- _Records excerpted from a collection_
_ _ _

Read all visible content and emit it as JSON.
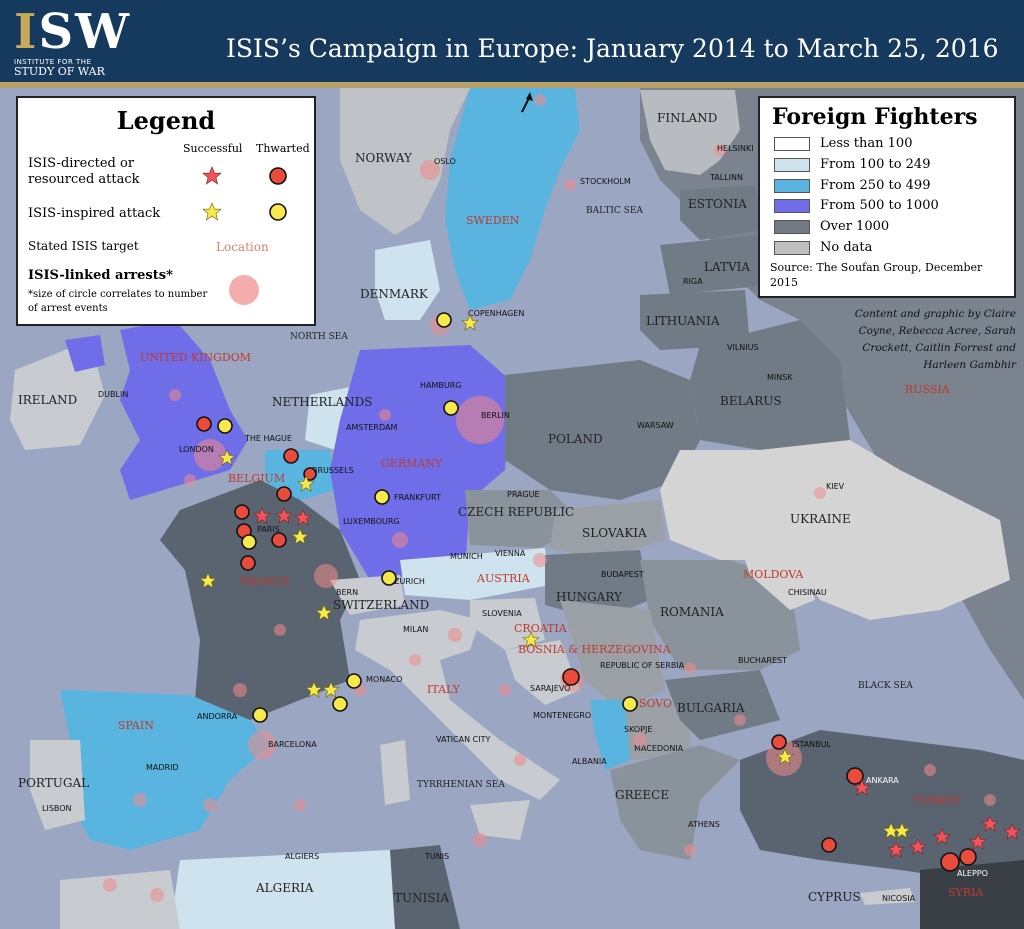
{
  "header": {
    "logo_text": "ISW",
    "logo_sub1": "INSTITUTE FOR THE",
    "logo_sub2": "STUDY OF WAR",
    "title": "ISIS’s Campaign in Europe: January 2014 to March 25, 2016"
  },
  "legend": {
    "title": "Legend",
    "col_successful": "Successful",
    "col_thwarted": "Thwarted",
    "row_directed": "ISIS-directed or resourced attack",
    "row_inspired": "ISIS-inspired attack",
    "row_target": "Stated ISIS target",
    "target_sample": "Location",
    "row_arrests": "ISIS-linked arrests*",
    "footnote": "*size of circle correlates to number of arrest events",
    "colors": {
      "directed": "#e74c3c",
      "inspired": "#f5e94b",
      "target_text": "#d9826b",
      "arrest": "#f08a8a"
    }
  },
  "foreign_fighters": {
    "title": "Foreign Fighters",
    "items": [
      {
        "label": "Less than 100",
        "color": "#ffffff"
      },
      {
        "label": "From 100 to 249",
        "color": "#cfe3ee"
      },
      {
        "label": "From 250 to 499",
        "color": "#5ab4e0"
      },
      {
        "label": "From 500 to 1000",
        "color": "#6f6ee8"
      },
      {
        "label": "Over 1000",
        "color": "#707b86"
      },
      {
        "label": "No data",
        "color": "#bfbfbf"
      }
    ],
    "source": "Source: The Soufan Group, December 2015"
  },
  "credits": "Content and graphic by Claire Coyne, Rebecca Acree, Sarah Crockett, Caitlin Forrest and Harleen Gambhir",
  "countries": {
    "finland": "FINLAND",
    "norway": "NORWAY",
    "sweden": "SWEDEN",
    "estonia": "ESTONIA",
    "latvia": "LATVIA",
    "lithuania": "LITHUANIA",
    "denmark": "DENMARK",
    "russia": "RUSSIA",
    "belarus": "BELARUS",
    "united_kingdom": "UNITED KINGDOM",
    "ireland": "IRELAND",
    "netherlands": "NETHERLANDS",
    "germany": "GERMANY",
    "poland": "POLAND",
    "belgium": "BELGIUM",
    "czech": "CZECH REPUBLIC",
    "slovakia": "SLOVAKIA",
    "ukraine": "UKRAINE",
    "luxembourg": "LUXEMBOURG",
    "france": "FRANCE",
    "austria": "AUSTRIA",
    "hungary": "HUNGARY",
    "moldova": "MOLDOVA",
    "switzerland": "SWITZERLAND",
    "romania": "ROMANIA",
    "croatia": "CROATIA",
    "bosnia": "BOSNIA & HERZEGOVINA",
    "serbia": "REPUBLIC OF SERBIA",
    "slovenia": "SLOVENIA",
    "italy": "ITALY",
    "montenegro": "MONTENEGRO",
    "kosovo": "KOSOVO",
    "bulgaria": "BULGARIA",
    "macedonia": "MACEDONIA",
    "albania": "ALBANIA",
    "spain": "SPAIN",
    "portugal": "PORTUGAL",
    "andorra": "ANDORRA",
    "monaco": "MONACO",
    "greece": "GREECE",
    "turkey": "TURKEY",
    "algeria": "ALGERIA",
    "tunisia": "TUNISIA",
    "cyprus": "CYPRUS",
    "syria": "SYRIA"
  },
  "cities": {
    "oslo": "OSLO",
    "helsinki": "HELSINKI",
    "tallinn": "TALLINN",
    "stockholm": "STOCKHOLM",
    "riga": "RIGA",
    "copenhagen": "COPENHAGEN",
    "vilnius": "VILNIUS",
    "minsk": "MINSK",
    "dublin": "DUBLIN",
    "hamburg": "HAMBURG",
    "amsterdam": "AMSTERDAM",
    "the_hague": "THE HAGUE",
    "berlin": "BERLIN",
    "warsaw": "WARSAW",
    "london": "LONDON",
    "brussels": "BRUSSELS",
    "paris": "PARIS",
    "frankfurt": "FRANKFURT",
    "prague": "PRAGUE",
    "kiev": "KIEV",
    "munich": "MUNICH",
    "vienna": "VIENNA",
    "bern": "BERN",
    "zurich": "ZURICH",
    "budapest": "BUDAPEST",
    "chisinau": "CHISINAU",
    "milan": "MILAN",
    "bucharest": "BUCHAREST",
    "sarajevo": "SARAJEVO",
    "skopje": "SKOPJE",
    "barcelona": "BARCELONA",
    "vatican_city": "VATICAN CITY",
    "istanbul": "ISTANBUL",
    "madrid": "MADRID",
    "ankara": "ANKARA",
    "lisbon": "LISBON",
    "athens": "ATHENS",
    "algiers": "ALGIERS",
    "tunis": "TUNIS",
    "aleppo": "ALEPPO",
    "nicosia": "NICOSIA"
  },
  "seas": {
    "baltic": "BALTIC SEA",
    "north": "NORTH SEA",
    "black": "BLACK SEA",
    "tyrrhenian": "TYRRHENIAN SEA"
  }
}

_ _ _

- _PROBLEM STATEMENT_
All entries must be written out again exactly as given, with no pictures in the copy.

- _SOLUTION FOR THIS TASK_
Read all visible content and emit it as JSON.
{
  "header": {
    "logo_text": "ISW",
    "logo_sub1": "INSTITUTE FOR THE",
    "logo_sub2": "STUDY OF WAR",
    "title": "ISIS’s Campaign in Europe: January 2014 to March 25, 2016"
  },
  "legend": {
    "title": "Legend",
    "col_successful": "Successful",
    "col_thwarted": "Thwarted",
    "row_directed": "ISIS-directed or resourced attack",
    "row_inspired": "ISIS-inspired attack",
    "row_target": "Stated ISIS target",
    "target_sample": "Location",
    "row_arrests": "ISIS-linked arrests*",
    "footnote": "*size of circle correlates to number of arrest events",
    "colors": {
      "directed": "#e74c3c",
      "inspired": "#f5e94b",
      "target_text": "#d9826b",
      "arrest": "#f08a8a"
    }
  },
  "foreign_fighters": {
    "title": "Foreign Fighters",
    "items": [
      {
        "label": "Less than 100",
        "color": "#ffffff"
      },
      {
        "label": "From 100 to 249",
        "color": "#cfe3ee"
      },
      {
        "label": "From 250 to 499",
        "color": "#5ab4e0"
      },
      {
        "label": "From 500 to 1000",
        "color": "#6f6ee8"
      },
      {
        "label": "Over 1000",
        "color": "#707b86"
      },
      {
        "label": "No data",
        "color": "#bfbfbf"
      }
    ],
    "source": "Source: The Soufan Group, December 2015"
  },
  "credits": "Content and graphic by Claire Coyne, Rebecca Acree, Sarah Crockett, Caitlin Forrest and Harleen Gambhir",
  "countries": {
    "finland": "FINLAND",
    "norway": "NORWAY",
    "sweden": "SWEDEN",
    "estonia": "ESTONIA",
    "latvia": "LATVIA",
    "lithuania": "LITHUANIA",
    "denmark": "DENMARK",
    "russia": "RUSSIA",
    "belarus": "BELARUS",
    "united_kingdom": "UNITED KINGDOM",
    "ireland": "IRELAND",
    "netherlands": "NETHERLANDS",
    "germany": "GERMANY",
    "poland": "POLAND",
    "belgium": "BELGIUM",
    "czech": "CZECH REPUBLIC",
    "slovakia": "SLOVAKIA",
    "ukraine": "UKRAINE",
    "luxembourg": "LUXEMBOURG",
    "france": "FRANCE",
    "austria": "AUSTRIA",
    "hungary": "HUNGARY",
    "moldova": "MOLDOVA",
    "switzerland": "SWITZERLAND",
    "romania": "ROMANIA",
    "croatia": "CROATIA",
    "bosnia": "BOSNIA & HERZEGOVINA",
    "serbia": "REPUBLIC OF SERBIA",
    "slovenia": "SLOVENIA",
    "italy": "ITALY",
    "montenegro": "MONTENEGRO",
    "kosovo": "KOSOVO",
    "bulgaria": "BULGARIA",
    "macedonia": "MACEDONIA",
    "albania": "ALBANIA",
    "spain": "SPAIN",
    "portugal": "PORTUGAL",
    "andorra": "ANDORRA",
    "monaco": "MONACO",
    "greece": "GREECE",
    "turkey": "TURKEY",
    "algeria": "ALGERIA",
    "tunisia": "TUNISIA",
    "cyprus": "CYPRUS",
    "syria": "SYRIA"
  },
  "cities": {
    "oslo": "OSLO",
    "helsinki": "HELSINKI",
    "tallinn": "TALLINN",
    "stockholm": "STOCKHOLM",
    "riga": "RIGA",
    "copenhagen": "COPENHAGEN",
    "vilnius": "VILNIUS",
    "minsk": "MINSK",
    "dublin": "DUBLIN",
    "hamburg": "HAMBURG",
    "amsterdam": "AMSTERDAM",
    "the_hague": "THE HAGUE",
    "berlin": "BERLIN",
    "warsaw": "WARSAW",
    "london": "LONDON",
    "brussels": "BRUSSELS",
    "paris": "PARIS",
    "frankfurt": "FRANKFURT",
    "prague": "PRAGUE",
    "kiev": "KIEV",
    "munich": "MUNICH",
    "vienna": "VIENNA",
    "bern": "BERN",
    "zurich": "ZURICH",
    "budapest": "BUDAPEST",
    "chisinau": "CHISINAU",
    "milan": "MILAN",
    "bucharest": "BUCHAREST",
    "sarajevo": "SARAJEVO",
    "skopje": "SKOPJE",
    "barcelona": "BARCELONA",
    "vatican_city": "VATICAN CITY",
    "istanbul": "ISTANBUL",
    "madrid": "MADRID",
    "ankara": "ANKARA",
    "lisbon": "LISBON",
    "athens": "ATHENS",
    "algiers": "ALGIERS",
    "tunis": "TUNIS",
    "aleppo": "ALEPPO",
    "nicosia": "NICOSIA"
  },
  "seas": {
    "baltic": "BALTIC SEA",
    "north": "NORTH SEA",
    "black": "BLACK SEA",
    "tyrrhenian": "TYRRHENIAN SEA"
  }
}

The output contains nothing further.